**Element boundary data**

|---|

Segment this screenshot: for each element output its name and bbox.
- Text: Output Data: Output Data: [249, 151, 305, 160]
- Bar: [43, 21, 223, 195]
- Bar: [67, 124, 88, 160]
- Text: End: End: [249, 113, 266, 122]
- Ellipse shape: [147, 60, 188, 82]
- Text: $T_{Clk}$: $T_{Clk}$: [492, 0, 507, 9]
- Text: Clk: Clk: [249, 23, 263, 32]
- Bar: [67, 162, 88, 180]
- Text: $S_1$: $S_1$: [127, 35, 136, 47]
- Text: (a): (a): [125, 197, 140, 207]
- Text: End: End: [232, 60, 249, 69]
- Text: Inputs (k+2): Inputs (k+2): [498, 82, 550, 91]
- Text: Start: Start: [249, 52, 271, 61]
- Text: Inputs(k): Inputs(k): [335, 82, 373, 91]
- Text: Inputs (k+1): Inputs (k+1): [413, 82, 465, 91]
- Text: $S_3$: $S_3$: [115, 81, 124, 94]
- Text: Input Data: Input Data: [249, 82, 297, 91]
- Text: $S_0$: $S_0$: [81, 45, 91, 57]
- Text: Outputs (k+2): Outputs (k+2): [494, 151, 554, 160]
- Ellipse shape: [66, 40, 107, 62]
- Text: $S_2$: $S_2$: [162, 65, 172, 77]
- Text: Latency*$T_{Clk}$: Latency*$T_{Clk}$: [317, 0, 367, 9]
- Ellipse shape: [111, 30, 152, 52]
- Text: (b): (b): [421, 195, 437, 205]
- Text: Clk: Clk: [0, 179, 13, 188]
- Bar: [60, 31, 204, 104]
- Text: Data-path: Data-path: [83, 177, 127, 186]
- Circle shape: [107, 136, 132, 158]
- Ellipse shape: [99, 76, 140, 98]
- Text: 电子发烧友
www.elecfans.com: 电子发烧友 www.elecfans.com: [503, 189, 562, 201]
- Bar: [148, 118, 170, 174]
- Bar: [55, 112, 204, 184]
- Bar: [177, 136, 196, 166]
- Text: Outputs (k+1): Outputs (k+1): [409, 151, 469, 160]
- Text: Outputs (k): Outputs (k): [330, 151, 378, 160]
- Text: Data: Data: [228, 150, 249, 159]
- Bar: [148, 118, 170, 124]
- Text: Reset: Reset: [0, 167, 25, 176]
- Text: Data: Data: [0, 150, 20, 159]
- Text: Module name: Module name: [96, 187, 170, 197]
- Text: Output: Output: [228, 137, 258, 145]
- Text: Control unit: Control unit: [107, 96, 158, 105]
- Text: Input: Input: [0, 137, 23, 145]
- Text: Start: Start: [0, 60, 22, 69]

|---|

Please rewrite the data from its start through the line containing "- Text: $S_2$: $S_2$: [162, 65, 172, 77]", replacing "Ellipse shape" with "Oval shape" and leaving everything else unchanged.

**Full answer**
Segment this screenshot: for each element output its name and bbox.
- Text: Output Data: Output Data: [249, 151, 305, 160]
- Bar: [43, 21, 223, 195]
- Bar: [67, 124, 88, 160]
- Text: End: End: [249, 113, 266, 122]
- Oval shape: [147, 60, 188, 82]
- Text: $T_{Clk}$: $T_{Clk}$: [492, 0, 507, 9]
- Text: Clk: Clk: [249, 23, 263, 32]
- Bar: [67, 162, 88, 180]
- Text: $S_1$: $S_1$: [127, 35, 136, 47]
- Text: (a): (a): [125, 197, 140, 207]
- Text: End: End: [232, 60, 249, 69]
- Text: Inputs (k+2): Inputs (k+2): [498, 82, 550, 91]
- Text: Start: Start: [249, 52, 271, 61]
- Text: Inputs(k): Inputs(k): [335, 82, 373, 91]
- Text: Inputs (k+1): Inputs (k+1): [413, 82, 465, 91]
- Text: $S_3$: $S_3$: [115, 81, 124, 94]
- Text: Input Data: Input Data: [249, 82, 297, 91]
- Text: $S_0$: $S_0$: [81, 45, 91, 57]
- Text: Outputs (k+2): Outputs (k+2): [494, 151, 554, 160]
- Oval shape: [66, 40, 107, 62]
- Text: $S_2$: $S_2$: [162, 65, 172, 77]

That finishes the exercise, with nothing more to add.